§ STATED EXERCISE: Copy the lines of the records below unchanged, starting with the line that contains "marker-formula-label-0: μ −" and ending with the line that contains "marker-value-label-2: 455 —", including both.

§ Stored items:

┌────────

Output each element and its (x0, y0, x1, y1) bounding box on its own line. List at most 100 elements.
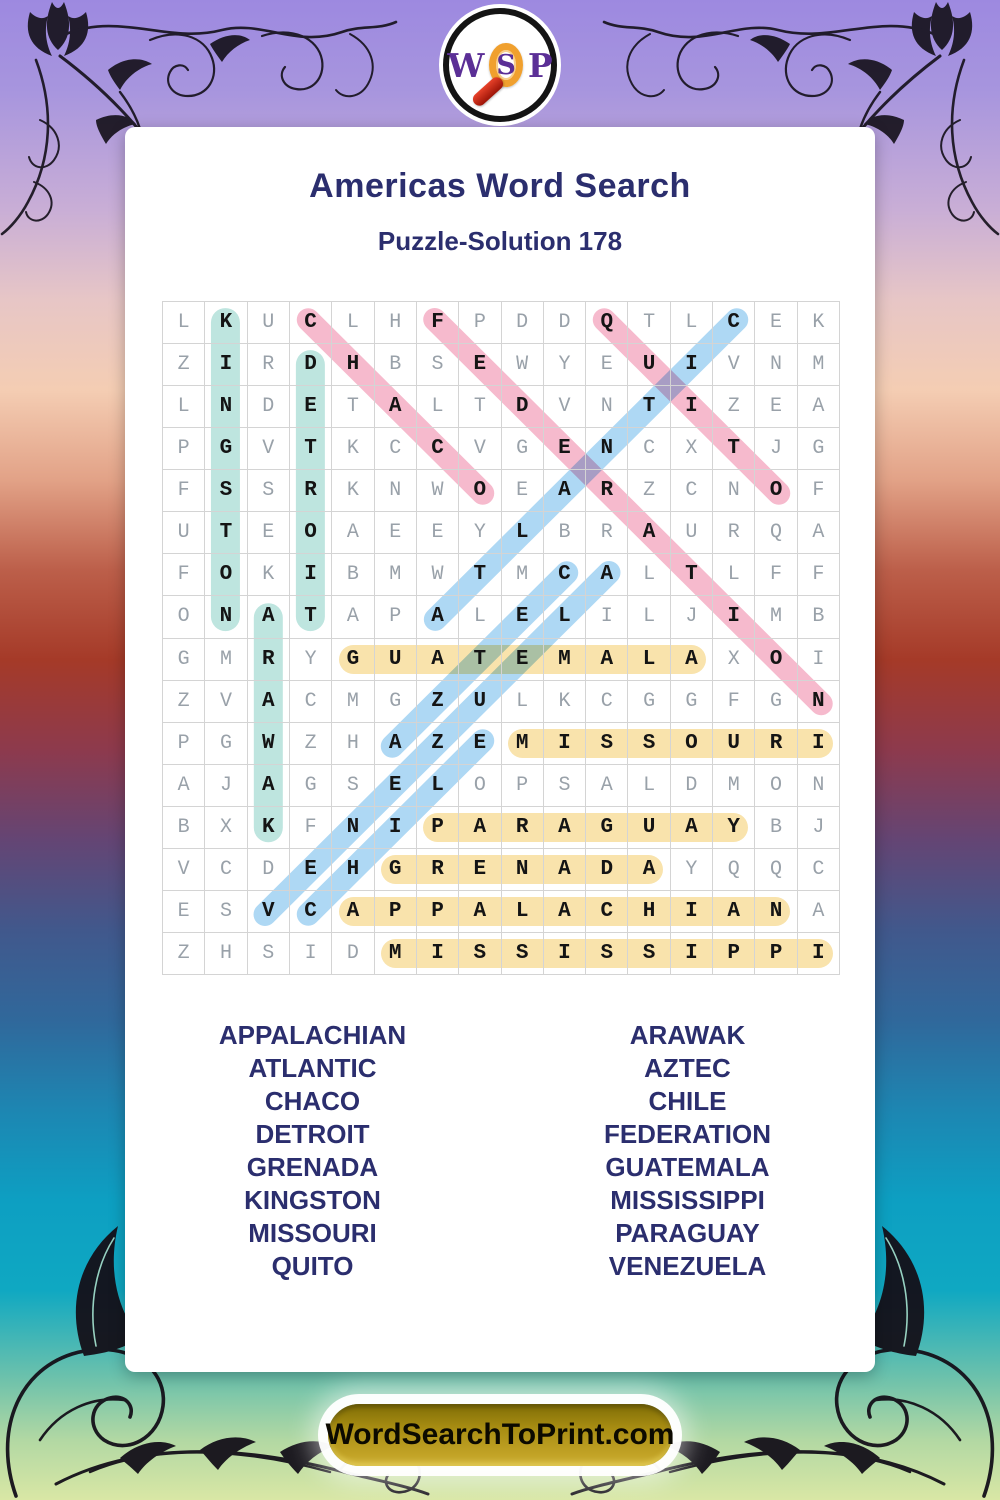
wsp-logo-letters: W S P (447, 14, 553, 116)
wsp-logo: W S P (443, 8, 557, 122)
grid-cell: U (247, 302, 290, 345)
grid-cell: R (247, 344, 290, 387)
grid-cell: H (374, 302, 417, 345)
grid-cell: A (670, 806, 714, 849)
grid-cell: I (670, 890, 714, 933)
grid-cell: D (501, 302, 544, 345)
grid-cell: A (586, 638, 629, 681)
word-list-item: CHACO (264, 1086, 361, 1116)
grid-cell: Q (586, 302, 629, 345)
grid-cell: T (205, 512, 248, 555)
word-highlight (381, 939, 833, 969)
grid-cell: B (374, 344, 417, 387)
grid-cell: R (586, 512, 629, 555)
grid-cell: E (374, 764, 417, 807)
grid-cell: A (586, 764, 629, 807)
grid-cell: I (205, 344, 248, 387)
grid-cell: W (416, 470, 460, 513)
grid-cell: Q (755, 848, 798, 891)
grid-cell: T (628, 386, 671, 429)
grid-cell: A (543, 890, 587, 933)
grid-cell: E (501, 638, 544, 681)
grid-cell: P (374, 890, 417, 933)
grid-cell: O (755, 638, 798, 681)
grid-cell: S (586, 932, 629, 975)
grid-cell: A (670, 638, 714, 681)
grid-cell: C (289, 680, 333, 723)
grid-cell: O (755, 470, 798, 513)
word-list-item: ARAWAK (629, 1020, 746, 1050)
grid-cell: H (332, 722, 375, 765)
grid-cell: R (289, 470, 333, 513)
grid-cell: U (459, 680, 502, 723)
word-list: APPALACHIAN ATLANTIC CHACO DETROIT GRENADA KI… (125, 1019, 875, 1283)
grid-cell: P (374, 596, 417, 639)
word-list-item: GRENADA (246, 1152, 379, 1182)
grid-cell: J (797, 806, 840, 849)
grid-cell: B (543, 512, 587, 555)
grid-cell: B (163, 806, 206, 849)
grid-cell: X (670, 428, 714, 471)
grid-cell: P (163, 722, 206, 765)
grid-cell: G (797, 428, 840, 471)
grid-cell: D (332, 932, 375, 975)
grid-cell: E (289, 386, 333, 429)
grid-cell: A (459, 890, 502, 933)
grid-cell: L (543, 596, 587, 639)
grid-cell: S (332, 764, 375, 807)
grid-cell: E (755, 386, 798, 429)
grid-cell: H (332, 344, 375, 387)
grid-cell: I (797, 932, 840, 975)
grid-cell: V (247, 890, 290, 933)
grid-cell: R (713, 512, 756, 555)
grid-cell: I (543, 722, 587, 765)
grid-cell: A (543, 806, 587, 849)
grid-cell: P (459, 302, 502, 345)
grid-cell: C (670, 470, 714, 513)
grid-cell: M (374, 554, 417, 597)
grid-cell: I (797, 638, 840, 681)
grid-cell: I (670, 386, 714, 429)
grid-cell: S (628, 722, 671, 765)
word-highlight (338, 897, 791, 927)
grid-cell: O (163, 596, 206, 639)
grid-cell: F (755, 554, 798, 597)
grid-cell: S (501, 932, 544, 975)
word-list-item: ATLANTIC (248, 1053, 377, 1083)
grid-cell: J (670, 596, 714, 639)
grid-cell: F (163, 470, 206, 513)
grid-cell: L (713, 554, 756, 597)
grid-cell: S (586, 722, 629, 765)
website-button[interactable]: WordSearchToPrint.com (326, 1404, 674, 1466)
grid-cell: K (797, 302, 840, 345)
grid-cell: N (205, 386, 248, 429)
grid-cell: Z (713, 386, 756, 429)
grid-cell: S (247, 932, 290, 975)
grid-cell: K (247, 806, 290, 849)
grid-cell: A (797, 890, 840, 933)
grid-cell: Z (416, 722, 460, 765)
grid-cell: L (459, 596, 502, 639)
grid-cell: G (586, 806, 629, 849)
grid-cell: G (289, 764, 333, 807)
grid-cell: G (205, 428, 248, 471)
grid-cell: U (628, 806, 671, 849)
grid-cell: L (628, 554, 671, 597)
grid-cell: P (416, 890, 460, 933)
grid-cell: V (543, 386, 587, 429)
grid-cell: Y (289, 638, 333, 681)
grid-cell: E (543, 428, 587, 471)
grid-cell: E (289, 848, 333, 891)
grid-cell: A (416, 596, 460, 639)
grid-cell: E (501, 470, 544, 513)
grid-cell: I (416, 932, 460, 975)
grid-cell: G (205, 722, 248, 765)
grid-cell: G (332, 638, 375, 681)
grid-cell: P (755, 932, 798, 975)
grid-cell: N (755, 890, 798, 933)
grid-cell: G (163, 638, 206, 681)
grid-cell: K (332, 470, 375, 513)
grid-cell: K (543, 680, 587, 723)
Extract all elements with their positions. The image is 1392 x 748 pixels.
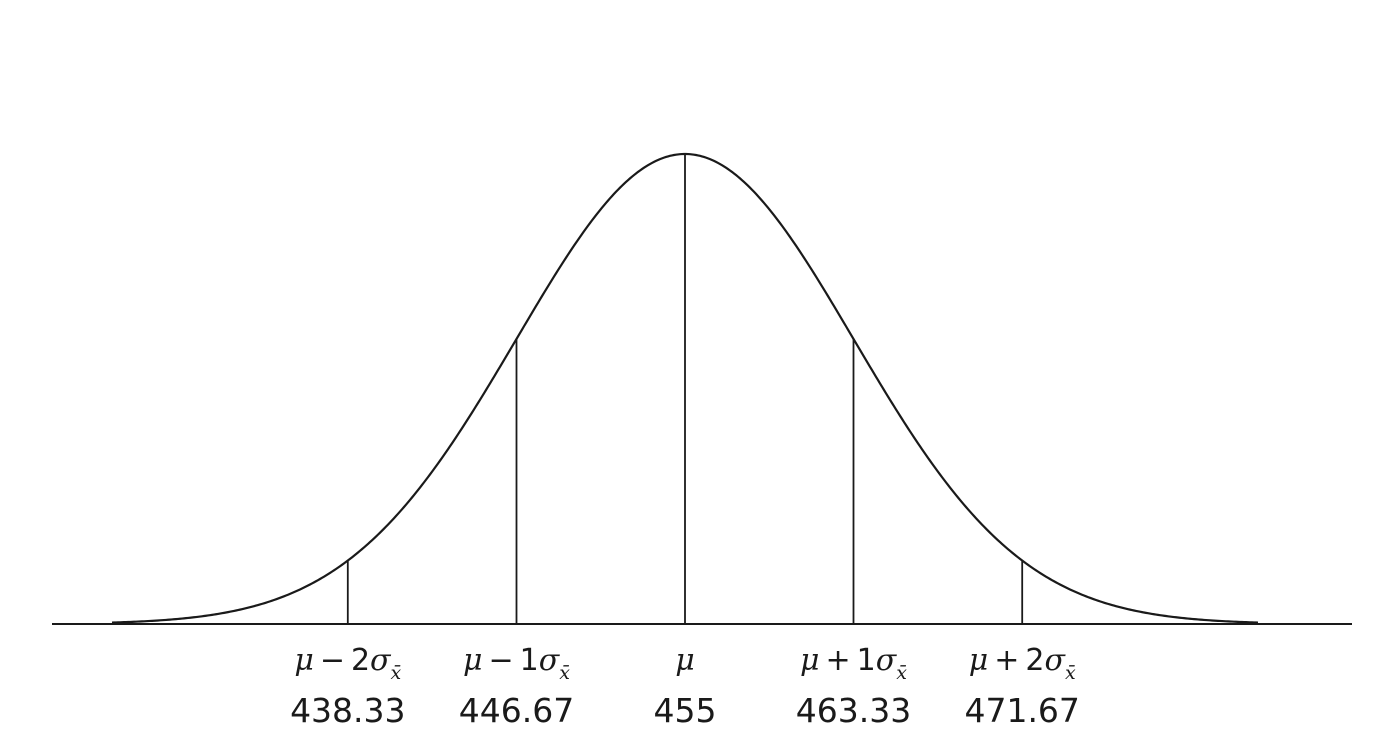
marker-formula-label-0: μ − 2σx̄ — [294, 643, 401, 684]
chart-marks — [52, 152, 1352, 625]
marker-formula-label-3: μ + 1σx̄ — [800, 643, 907, 684]
marker-formula-label-2: μ — [675, 643, 695, 678]
marker-value-label-2: 455 — [654, 691, 717, 730]
marker-value-label-4: 471.67 — [964, 691, 1079, 730]
marker-value-label-3: 463.33 — [796, 691, 911, 730]
marker-formula-label-4: μ + 2σx̄ — [969, 643, 1076, 684]
marker-formula-label-1: μ − 1σx̄ — [463, 643, 570, 684]
chart-labels: μ − 2σx̄ 438.33 μ − 1σx̄ 446.67 μ 455 μ + 1σx̄… — [290, 643, 1080, 730]
marker-value-label-1: 446.67 — [459, 691, 574, 730]
marker-value-label-0: 438.33 — [290, 691, 405, 730]
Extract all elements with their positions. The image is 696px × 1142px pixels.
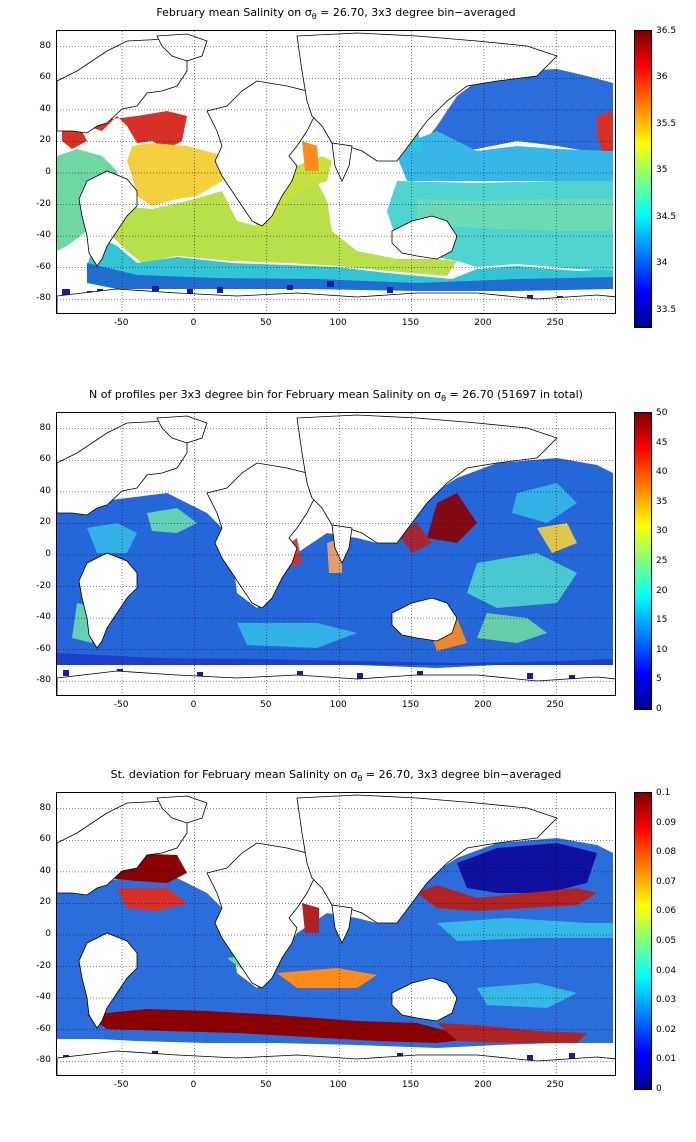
colorbar-tick: 15 — [656, 615, 668, 626]
colorbar-tick: 33.5 — [656, 305, 677, 315]
colorbar-tick: 34.5 — [656, 212, 677, 222]
x-tick: 200 — [474, 1080, 492, 1090]
colorbar-tick: 34 — [656, 258, 668, 268]
y-tick: -80 — [36, 1055, 51, 1066]
x-tick: 100 — [329, 1080, 347, 1090]
y-tick: 40 — [39, 485, 51, 496]
colorbar-tick: 0.03 — [656, 995, 677, 1006]
x-tick: 200 — [474, 318, 492, 328]
y-tick: -80 — [36, 293, 51, 304]
y-tick: 0 — [45, 167, 51, 177]
gridlines — [57, 413, 615, 695]
x-tick: 0 — [190, 318, 197, 328]
colorbar-tick: 0.01 — [656, 1054, 677, 1065]
colorbar-tick: 10 — [656, 644, 668, 655]
colorbar-tick: 35.5 — [656, 119, 677, 129]
colorbar-tick: 30 — [656, 526, 668, 537]
y-tick: 60 — [39, 454, 51, 465]
panel-title: February mean Salinity on σθ = 26.70, 3x… — [156, 6, 516, 22]
y-tick: 20 — [39, 135, 51, 146]
colorbar-tick: 40 — [656, 467, 668, 478]
colorbar-tick: 0 — [656, 704, 662, 714]
y-tick: -20 — [36, 580, 51, 591]
colorbar-tick: 0.05 — [656, 936, 677, 946]
x-tick: 50 — [260, 1080, 272, 1090]
y-tick: -40 — [36, 612, 51, 623]
colorbar-tick: 0.06 — [656, 906, 677, 917]
y-tick: 60 — [39, 72, 51, 83]
colorbar-tick: 5 — [656, 674, 662, 685]
x-tick: 150 — [401, 1080, 420, 1090]
colorbar-tick: 36.5 — [656, 26, 677, 36]
x-tick: 200 — [474, 700, 492, 710]
y-tick: 20 — [39, 897, 51, 908]
colorbar-tick: 20 — [656, 585, 668, 596]
salinity-map — [56, 30, 616, 314]
colorbar-tick: 0.02 — [656, 1024, 677, 1035]
salinity-map-svg — [57, 31, 615, 313]
x-tick: 0 — [190, 700, 197, 710]
std-deviation-fields — [57, 838, 613, 1061]
panel-salinity: February mean Salinity on σθ = 26.70, 3x… — [0, 0, 696, 380]
panel-std-deviation: St. deviation for February mean Salinity… — [0, 762, 696, 1142]
std-deviation-map-svg — [57, 793, 615, 1075]
x-tick: 100 — [329, 700, 347, 710]
y-tick: -60 — [36, 261, 51, 272]
y-tick: 60 — [39, 834, 51, 845]
colorbar-tick: 45 — [656, 437, 668, 448]
y-tick: 80 — [39, 422, 51, 433]
panel-title: N of profiles per 3x3 degree bin for Feb… — [89, 388, 583, 404]
colorbar-tick: 50 — [656, 408, 668, 418]
x-tick: 100 — [329, 318, 347, 328]
x-tick: 150 — [401, 700, 420, 710]
y-tick: -40 — [36, 992, 51, 1003]
y-tick: 80 — [39, 40, 51, 51]
x-tick: -50 — [113, 1080, 129, 1090]
colorbar-tick: 0.04 — [656, 965, 677, 976]
x-tick: 0 — [190, 1080, 197, 1090]
colorbar-tick: 0.08 — [656, 847, 677, 858]
colorbar-tick: 25 — [656, 556, 668, 566]
y-tick: -60 — [36, 1023, 51, 1034]
y-tick: 40 — [39, 103, 51, 114]
y-tick: 40 — [39, 865, 51, 876]
gridlines — [57, 793, 615, 1075]
colorbar — [634, 412, 652, 710]
y-tick: 0 — [45, 929, 51, 939]
x-tick: 50 — [260, 318, 272, 328]
colorbar-tick: 0.09 — [656, 817, 677, 828]
profile-count-map-svg — [57, 413, 615, 695]
y-tick: -20 — [36, 960, 51, 971]
panel-title: St. deviation for February mean Salinity… — [110, 768, 562, 784]
profile-count-fields — [57, 458, 613, 689]
y-tick: 80 — [39, 802, 51, 813]
x-tick: 50 — [260, 700, 272, 710]
colorbar-tick: 0.07 — [656, 876, 677, 887]
x-tick: 150 — [401, 318, 420, 328]
x-tick: -50 — [113, 700, 129, 710]
colorbar — [634, 30, 652, 328]
std-deviation-map — [56, 792, 616, 1076]
panel-profile-count: N of profiles per 3x3 degree bin for Feb… — [0, 382, 696, 762]
y-tick: -60 — [36, 643, 51, 654]
x-tick: 250 — [546, 1080, 564, 1090]
colorbar-tick: 0.1 — [656, 788, 671, 798]
colorbar-tick: 0 — [656, 1084, 662, 1094]
y-tick: -20 — [36, 198, 51, 209]
colorbar — [634, 792, 652, 1090]
gridlines — [57, 31, 615, 313]
y-tick: -40 — [36, 230, 51, 241]
colorbar-tick: 35 — [656, 165, 668, 175]
y-tick: 0 — [45, 549, 51, 559]
y-tick: 20 — [39, 517, 51, 528]
x-tick: 250 — [546, 318, 564, 328]
y-tick: -80 — [36, 675, 51, 686]
colorbar-tick: 36 — [656, 72, 668, 82]
x-tick: 250 — [546, 700, 564, 710]
colorbar-tick: 35 — [656, 496, 668, 507]
x-tick: -50 — [113, 318, 129, 328]
profile-count-map — [56, 412, 616, 696]
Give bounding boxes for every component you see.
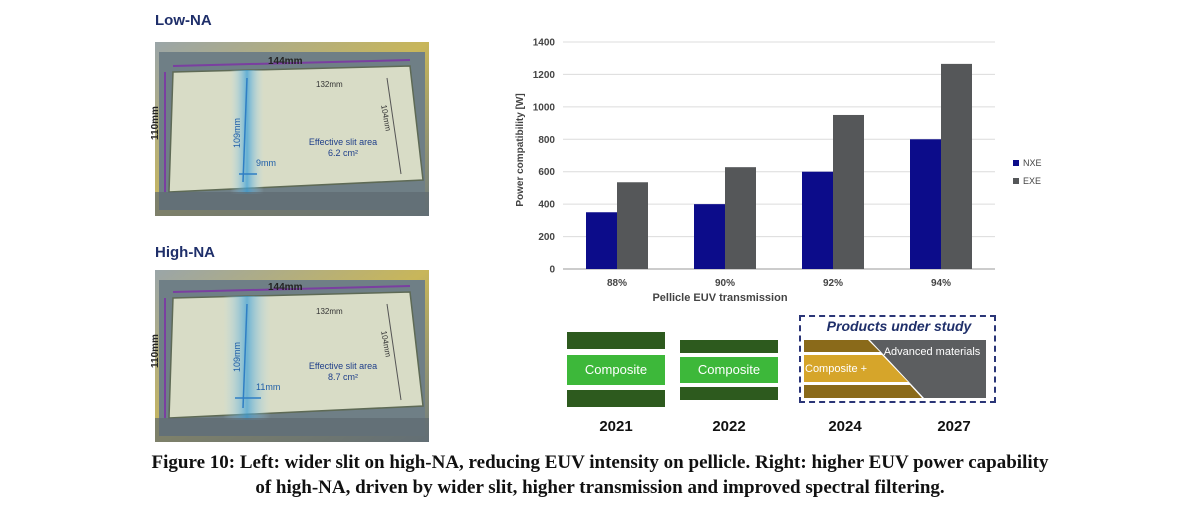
composite-plus-bottom-layer [804,385,922,398]
high-na-height-label: 110mm [150,334,161,368]
chart-y-ticks: 0 200 400 600 800 1000 1200 1400 [533,38,556,276]
pellicle-roadmap-graphic: Composite Composite Composite + Advanced… [567,332,986,407]
low-na-slit-length-label: 109mm [232,117,242,148]
chart-legend: NXE EXE [1013,158,1042,186]
chart-x-axis-label: Pellicle EUV transmission [652,292,787,304]
composite-2022-bottom-layer [680,387,778,400]
advanced-materials-block [870,340,986,398]
bar-nxe-92pct [802,171,833,269]
y-tick-label-1400: 1400 [533,38,556,49]
low-na-area-text: Effective slit area 6.2 cm² [300,137,386,159]
products-under-study-box [799,315,996,403]
figure-caption: Figure 10: Left: wider slit on high-NA, … [0,450,1200,500]
bar-nxe-94pct [910,139,941,269]
composite-plus-label: Composite + [805,363,867,375]
high-na-inner-width-label: 132mm [316,307,343,316]
y-tick-label-0: 0 [549,265,555,276]
low-na-area-value: 6.2 cm² [327,148,358,158]
high-na-title: High-NA [155,244,215,261]
composite-2022-core-layer [680,357,778,383]
low-na-slit-width-label: 9mm [256,158,276,168]
low-na-height-label: 110mm [150,106,161,140]
bar-exe-90pct [725,167,756,269]
chart-y-axis-label: Power compatibility [W] [515,93,526,206]
legend-label-exe: EXE [1023,176,1041,186]
composite-2022-top-layer [680,340,778,353]
chart-x-ticks: 88% 90% 92% 94% [607,278,951,289]
x-tick-label-94pct: 94% [931,278,951,289]
x-tick-label-88pct: 88% [607,278,627,289]
low-na-area-label: Effective slit area [308,137,378,147]
y-tick-label-1000: 1000 [533,102,556,113]
bar-nxe-90pct [694,204,725,269]
products-under-study-title: Products under study [826,318,972,334]
composite-2021-top-layer [567,332,665,349]
bar-nxe-88pct [586,212,617,269]
y-tick-label-800: 800 [538,135,555,146]
bar-exe-94pct [941,63,972,270]
y-tick-label-200: 200 [538,232,555,243]
high-na-slit-length-label: 109mm [232,341,242,372]
power-compatibility-chart: 0 200 400 600 800 1000 1200 1400 88% 90% 92% 94% P… [515,38,1042,305]
low-na-inner-width-label: 132mm [316,80,343,89]
composite-2021-bottom-layer [567,390,665,407]
composite-2021-label: Composite [585,362,647,377]
y-tick-label-1200: 1200 [533,70,556,81]
caption-line-2: of high-NA, driven by wider slit, higher… [255,477,945,498]
year-2027-label: 2027 [937,418,971,435]
chart-bars [586,63,972,270]
year-2022-label: 2022 [712,418,746,435]
legend-swatch-exe [1013,178,1019,184]
caption-line-1: Figure 10: Left: wider slit on high-NA, … [151,452,1049,473]
low-na-width-label: 144mm [268,56,303,67]
low-na-pellicle-photo [155,42,429,216]
high-na-slit-width-label: 11mm [256,382,281,392]
y-tick-label-400: 400 [538,200,555,211]
x-tick-label-90pct: 90% [715,278,735,289]
high-na-area-label: Effective slit area [308,361,378,371]
bar-exe-92pct [833,114,864,269]
high-na-width-label: 144mm [268,282,303,293]
advanced-materials-label: Advanced materials [884,346,981,358]
composite-2022-label: Composite [698,362,760,377]
y-tick-label-600: 600 [538,167,555,178]
high-na-pellicle-photo [155,270,429,442]
high-na-area-text: Effective slit area 8.7 cm² [300,361,386,383]
legend-label-nxe: NXE [1023,158,1042,168]
low-na-title: Low-NA [155,12,212,29]
composite-plus-core-layer [804,355,908,382]
year-2024-label: 2024 [828,418,862,435]
x-tick-label-92pct: 92% [823,278,843,289]
legend-swatch-nxe [1013,160,1019,166]
composite-2021-core-layer [567,355,665,385]
year-2021-label: 2021 [599,418,633,435]
composite-plus-top-layer [804,340,880,352]
bar-exe-88pct [617,182,648,269]
high-na-area-value: 8.7 cm² [327,372,358,382]
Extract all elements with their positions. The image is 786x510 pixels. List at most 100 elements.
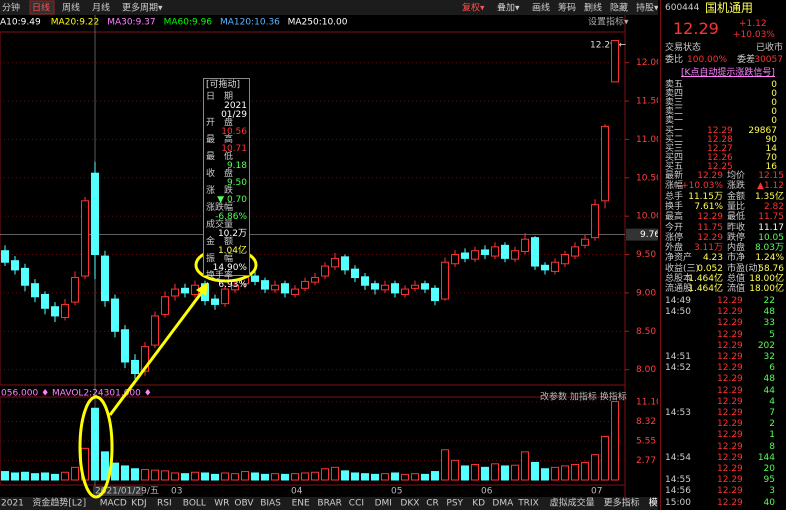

└────────

§ FINAL RESULT:
marker-formula-label-0: μ − 2σx̄ — [294, 643, 401, 684]
chart-marks — [52, 152, 1352, 625]
marker-formula-label-3: μ + 1σx̄ — [800, 643, 907, 684]
marker-formula-label-2: μ — [675, 643, 695, 678]
marker-value-label-2: 455 — [654, 691, 717, 730]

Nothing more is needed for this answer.